====== Information given

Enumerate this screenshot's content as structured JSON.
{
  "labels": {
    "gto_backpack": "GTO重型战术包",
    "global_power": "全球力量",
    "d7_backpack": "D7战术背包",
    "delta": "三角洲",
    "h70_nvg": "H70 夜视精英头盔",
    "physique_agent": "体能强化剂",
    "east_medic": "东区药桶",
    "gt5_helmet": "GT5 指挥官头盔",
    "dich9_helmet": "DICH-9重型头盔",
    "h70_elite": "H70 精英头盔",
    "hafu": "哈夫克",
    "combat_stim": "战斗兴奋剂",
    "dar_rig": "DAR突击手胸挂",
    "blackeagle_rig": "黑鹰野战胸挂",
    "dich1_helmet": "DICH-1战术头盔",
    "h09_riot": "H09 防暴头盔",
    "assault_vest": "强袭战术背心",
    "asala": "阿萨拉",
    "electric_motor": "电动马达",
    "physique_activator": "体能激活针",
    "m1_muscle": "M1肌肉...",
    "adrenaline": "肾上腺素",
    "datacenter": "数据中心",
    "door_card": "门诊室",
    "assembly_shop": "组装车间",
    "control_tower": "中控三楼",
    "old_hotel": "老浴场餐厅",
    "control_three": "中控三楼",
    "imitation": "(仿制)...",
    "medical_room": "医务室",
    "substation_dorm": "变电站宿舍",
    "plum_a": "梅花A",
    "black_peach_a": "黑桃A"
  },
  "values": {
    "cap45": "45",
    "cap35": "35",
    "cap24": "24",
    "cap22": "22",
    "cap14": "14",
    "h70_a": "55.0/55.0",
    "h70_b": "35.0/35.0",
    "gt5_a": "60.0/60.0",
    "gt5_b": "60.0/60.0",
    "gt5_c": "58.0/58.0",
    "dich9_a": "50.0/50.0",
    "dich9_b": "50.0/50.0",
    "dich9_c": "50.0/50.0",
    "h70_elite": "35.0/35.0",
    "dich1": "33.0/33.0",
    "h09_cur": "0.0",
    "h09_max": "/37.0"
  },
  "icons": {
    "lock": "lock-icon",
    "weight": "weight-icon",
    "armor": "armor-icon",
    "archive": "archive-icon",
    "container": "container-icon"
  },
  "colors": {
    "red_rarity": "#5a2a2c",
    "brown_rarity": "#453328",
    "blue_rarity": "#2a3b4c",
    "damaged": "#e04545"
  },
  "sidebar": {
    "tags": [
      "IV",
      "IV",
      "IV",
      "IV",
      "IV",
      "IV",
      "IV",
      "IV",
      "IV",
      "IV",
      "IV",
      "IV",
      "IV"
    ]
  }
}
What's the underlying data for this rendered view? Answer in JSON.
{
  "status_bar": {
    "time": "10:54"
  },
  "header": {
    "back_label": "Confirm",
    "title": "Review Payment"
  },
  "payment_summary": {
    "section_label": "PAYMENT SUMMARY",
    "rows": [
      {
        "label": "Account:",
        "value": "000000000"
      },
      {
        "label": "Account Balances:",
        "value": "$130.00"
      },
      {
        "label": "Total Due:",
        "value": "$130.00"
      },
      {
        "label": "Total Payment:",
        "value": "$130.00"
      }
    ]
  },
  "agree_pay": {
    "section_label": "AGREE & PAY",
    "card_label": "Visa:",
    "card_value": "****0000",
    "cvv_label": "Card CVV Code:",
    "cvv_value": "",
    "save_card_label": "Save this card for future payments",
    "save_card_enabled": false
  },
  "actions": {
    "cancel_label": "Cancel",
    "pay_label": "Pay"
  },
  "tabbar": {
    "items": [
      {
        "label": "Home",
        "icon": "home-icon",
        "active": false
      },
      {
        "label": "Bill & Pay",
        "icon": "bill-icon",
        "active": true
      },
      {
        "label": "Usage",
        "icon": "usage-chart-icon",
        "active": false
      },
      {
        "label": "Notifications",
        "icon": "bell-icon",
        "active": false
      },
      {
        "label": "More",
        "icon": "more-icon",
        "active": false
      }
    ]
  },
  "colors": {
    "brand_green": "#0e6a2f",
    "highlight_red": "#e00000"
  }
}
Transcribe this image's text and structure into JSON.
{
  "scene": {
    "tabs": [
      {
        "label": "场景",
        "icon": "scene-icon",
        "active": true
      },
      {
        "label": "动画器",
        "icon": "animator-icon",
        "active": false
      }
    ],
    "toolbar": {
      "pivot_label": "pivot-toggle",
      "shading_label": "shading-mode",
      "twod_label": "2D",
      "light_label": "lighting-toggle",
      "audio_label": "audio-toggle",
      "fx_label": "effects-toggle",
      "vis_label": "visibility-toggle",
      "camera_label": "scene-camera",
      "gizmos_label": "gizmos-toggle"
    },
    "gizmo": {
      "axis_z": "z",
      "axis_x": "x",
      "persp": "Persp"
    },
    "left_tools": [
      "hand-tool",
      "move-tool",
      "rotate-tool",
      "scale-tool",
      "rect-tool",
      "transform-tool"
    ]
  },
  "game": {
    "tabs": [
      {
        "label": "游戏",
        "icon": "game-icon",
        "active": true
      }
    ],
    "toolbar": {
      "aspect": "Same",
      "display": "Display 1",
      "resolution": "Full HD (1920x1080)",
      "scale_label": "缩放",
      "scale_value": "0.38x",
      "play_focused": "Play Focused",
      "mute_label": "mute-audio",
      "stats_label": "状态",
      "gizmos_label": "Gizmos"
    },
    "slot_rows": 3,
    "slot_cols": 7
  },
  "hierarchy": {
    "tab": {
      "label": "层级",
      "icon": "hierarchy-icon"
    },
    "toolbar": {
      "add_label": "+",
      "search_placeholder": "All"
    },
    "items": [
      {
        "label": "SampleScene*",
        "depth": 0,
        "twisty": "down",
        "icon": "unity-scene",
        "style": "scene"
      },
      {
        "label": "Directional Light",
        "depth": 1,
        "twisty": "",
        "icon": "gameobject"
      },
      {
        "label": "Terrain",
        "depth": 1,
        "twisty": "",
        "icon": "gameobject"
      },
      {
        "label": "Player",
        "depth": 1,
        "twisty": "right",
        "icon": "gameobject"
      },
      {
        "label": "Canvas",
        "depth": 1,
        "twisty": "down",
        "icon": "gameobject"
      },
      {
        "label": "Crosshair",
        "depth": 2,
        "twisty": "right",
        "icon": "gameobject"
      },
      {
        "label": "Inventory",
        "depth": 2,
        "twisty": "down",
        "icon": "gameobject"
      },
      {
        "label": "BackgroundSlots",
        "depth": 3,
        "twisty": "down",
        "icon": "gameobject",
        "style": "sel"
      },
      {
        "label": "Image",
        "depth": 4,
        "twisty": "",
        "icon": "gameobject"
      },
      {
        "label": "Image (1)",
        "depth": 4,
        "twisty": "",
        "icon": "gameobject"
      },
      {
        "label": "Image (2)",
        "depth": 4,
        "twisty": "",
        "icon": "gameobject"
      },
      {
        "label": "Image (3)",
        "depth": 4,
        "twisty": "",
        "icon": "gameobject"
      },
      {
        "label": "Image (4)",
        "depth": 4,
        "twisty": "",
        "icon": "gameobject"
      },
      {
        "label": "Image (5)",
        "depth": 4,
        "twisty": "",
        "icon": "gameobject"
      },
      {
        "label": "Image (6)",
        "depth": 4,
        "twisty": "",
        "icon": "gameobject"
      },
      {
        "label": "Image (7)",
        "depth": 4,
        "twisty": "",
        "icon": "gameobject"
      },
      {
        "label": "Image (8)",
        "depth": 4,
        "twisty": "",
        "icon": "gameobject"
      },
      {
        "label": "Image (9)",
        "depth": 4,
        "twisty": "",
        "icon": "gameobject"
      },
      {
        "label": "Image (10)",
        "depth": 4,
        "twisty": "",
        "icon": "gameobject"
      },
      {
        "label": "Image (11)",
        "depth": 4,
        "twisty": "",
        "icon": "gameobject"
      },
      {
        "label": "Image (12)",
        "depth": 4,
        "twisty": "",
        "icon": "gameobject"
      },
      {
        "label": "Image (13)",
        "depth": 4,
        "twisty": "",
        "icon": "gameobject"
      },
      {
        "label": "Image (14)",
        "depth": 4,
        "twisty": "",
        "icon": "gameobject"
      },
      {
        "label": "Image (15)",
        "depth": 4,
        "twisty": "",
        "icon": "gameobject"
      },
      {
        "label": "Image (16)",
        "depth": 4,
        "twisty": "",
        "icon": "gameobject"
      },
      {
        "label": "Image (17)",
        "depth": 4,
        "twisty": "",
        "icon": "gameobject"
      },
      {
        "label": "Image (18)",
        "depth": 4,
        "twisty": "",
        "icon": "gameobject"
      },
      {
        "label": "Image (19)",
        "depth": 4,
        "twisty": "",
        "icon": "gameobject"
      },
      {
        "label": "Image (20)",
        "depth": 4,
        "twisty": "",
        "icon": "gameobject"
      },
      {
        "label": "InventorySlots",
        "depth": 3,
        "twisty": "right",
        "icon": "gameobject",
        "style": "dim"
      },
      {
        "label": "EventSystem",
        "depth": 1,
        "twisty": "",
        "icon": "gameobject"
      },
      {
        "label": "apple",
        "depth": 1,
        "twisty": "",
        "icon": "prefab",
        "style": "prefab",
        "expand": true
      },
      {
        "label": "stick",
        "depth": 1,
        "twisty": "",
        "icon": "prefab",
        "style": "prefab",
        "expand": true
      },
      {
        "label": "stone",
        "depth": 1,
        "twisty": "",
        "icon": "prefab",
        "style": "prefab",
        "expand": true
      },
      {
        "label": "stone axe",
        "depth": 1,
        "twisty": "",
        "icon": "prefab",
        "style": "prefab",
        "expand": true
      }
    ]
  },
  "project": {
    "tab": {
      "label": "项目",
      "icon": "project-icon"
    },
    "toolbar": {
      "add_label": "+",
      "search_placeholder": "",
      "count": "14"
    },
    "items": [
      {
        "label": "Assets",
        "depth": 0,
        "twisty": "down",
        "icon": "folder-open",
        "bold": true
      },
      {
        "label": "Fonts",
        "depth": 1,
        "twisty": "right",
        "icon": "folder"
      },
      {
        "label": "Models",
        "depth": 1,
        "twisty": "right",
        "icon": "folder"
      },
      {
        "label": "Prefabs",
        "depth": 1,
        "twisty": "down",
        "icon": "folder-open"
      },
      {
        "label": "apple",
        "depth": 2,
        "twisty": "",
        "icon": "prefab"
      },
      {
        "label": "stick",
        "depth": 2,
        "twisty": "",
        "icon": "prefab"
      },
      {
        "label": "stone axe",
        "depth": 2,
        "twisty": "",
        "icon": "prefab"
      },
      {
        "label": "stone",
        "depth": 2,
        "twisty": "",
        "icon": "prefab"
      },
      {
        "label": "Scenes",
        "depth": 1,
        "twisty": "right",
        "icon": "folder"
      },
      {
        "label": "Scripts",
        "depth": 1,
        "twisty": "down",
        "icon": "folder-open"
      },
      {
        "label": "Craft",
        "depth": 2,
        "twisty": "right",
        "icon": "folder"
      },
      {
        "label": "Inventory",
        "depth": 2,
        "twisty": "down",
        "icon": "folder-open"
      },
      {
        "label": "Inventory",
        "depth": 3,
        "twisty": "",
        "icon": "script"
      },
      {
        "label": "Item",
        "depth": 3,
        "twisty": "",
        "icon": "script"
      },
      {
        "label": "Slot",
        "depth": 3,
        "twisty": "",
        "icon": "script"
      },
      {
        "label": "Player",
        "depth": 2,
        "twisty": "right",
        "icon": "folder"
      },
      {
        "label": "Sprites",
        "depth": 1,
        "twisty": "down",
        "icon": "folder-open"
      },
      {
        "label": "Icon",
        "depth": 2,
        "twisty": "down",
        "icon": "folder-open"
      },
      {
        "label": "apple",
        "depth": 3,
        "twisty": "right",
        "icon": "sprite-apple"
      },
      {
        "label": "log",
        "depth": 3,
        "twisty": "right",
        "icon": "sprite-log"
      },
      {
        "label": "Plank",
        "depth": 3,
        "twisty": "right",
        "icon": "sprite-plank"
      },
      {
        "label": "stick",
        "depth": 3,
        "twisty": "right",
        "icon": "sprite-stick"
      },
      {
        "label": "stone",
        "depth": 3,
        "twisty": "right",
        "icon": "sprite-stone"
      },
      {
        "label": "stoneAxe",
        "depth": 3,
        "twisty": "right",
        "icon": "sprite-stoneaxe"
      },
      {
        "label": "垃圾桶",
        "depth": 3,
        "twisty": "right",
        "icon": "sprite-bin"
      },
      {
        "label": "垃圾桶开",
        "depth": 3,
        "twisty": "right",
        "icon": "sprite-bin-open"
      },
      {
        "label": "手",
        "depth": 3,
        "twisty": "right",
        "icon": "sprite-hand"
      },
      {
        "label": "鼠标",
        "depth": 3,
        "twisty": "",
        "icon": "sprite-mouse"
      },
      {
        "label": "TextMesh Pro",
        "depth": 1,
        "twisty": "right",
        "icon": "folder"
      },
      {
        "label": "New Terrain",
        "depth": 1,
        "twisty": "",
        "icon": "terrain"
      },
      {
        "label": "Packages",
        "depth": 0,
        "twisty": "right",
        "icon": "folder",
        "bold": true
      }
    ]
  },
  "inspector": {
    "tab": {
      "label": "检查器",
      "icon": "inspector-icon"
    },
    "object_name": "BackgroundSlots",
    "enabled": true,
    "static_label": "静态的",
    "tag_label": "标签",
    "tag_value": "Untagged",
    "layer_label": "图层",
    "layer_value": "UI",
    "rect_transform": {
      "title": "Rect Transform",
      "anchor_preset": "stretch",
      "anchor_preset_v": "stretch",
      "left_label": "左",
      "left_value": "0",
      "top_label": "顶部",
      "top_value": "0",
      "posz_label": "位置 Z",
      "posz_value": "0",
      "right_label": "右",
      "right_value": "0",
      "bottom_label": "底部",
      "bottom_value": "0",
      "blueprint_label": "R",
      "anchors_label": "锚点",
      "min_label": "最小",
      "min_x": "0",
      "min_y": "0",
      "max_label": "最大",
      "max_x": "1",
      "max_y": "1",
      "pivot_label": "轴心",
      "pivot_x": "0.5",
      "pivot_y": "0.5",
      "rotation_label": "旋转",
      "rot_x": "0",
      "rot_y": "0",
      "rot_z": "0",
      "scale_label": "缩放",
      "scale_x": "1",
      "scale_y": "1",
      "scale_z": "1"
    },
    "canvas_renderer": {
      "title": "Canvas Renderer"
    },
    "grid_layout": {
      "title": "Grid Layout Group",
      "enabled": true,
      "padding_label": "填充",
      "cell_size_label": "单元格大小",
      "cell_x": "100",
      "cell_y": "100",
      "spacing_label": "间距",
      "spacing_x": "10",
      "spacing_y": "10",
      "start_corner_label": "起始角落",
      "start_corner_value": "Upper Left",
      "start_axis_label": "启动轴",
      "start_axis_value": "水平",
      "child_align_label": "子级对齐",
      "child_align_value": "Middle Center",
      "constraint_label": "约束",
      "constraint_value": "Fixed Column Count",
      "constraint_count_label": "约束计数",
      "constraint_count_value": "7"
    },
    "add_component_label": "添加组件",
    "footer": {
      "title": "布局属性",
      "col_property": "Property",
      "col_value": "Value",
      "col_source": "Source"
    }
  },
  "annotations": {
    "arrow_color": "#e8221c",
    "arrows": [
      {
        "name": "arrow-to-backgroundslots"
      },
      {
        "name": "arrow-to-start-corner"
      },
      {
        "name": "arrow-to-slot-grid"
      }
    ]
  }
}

============

_Task statement_.
Extract from the material all lines containing the string "audio".

_The response_.
      "audio_label": "audio-toggle",
      "mute_label": "mute-audio",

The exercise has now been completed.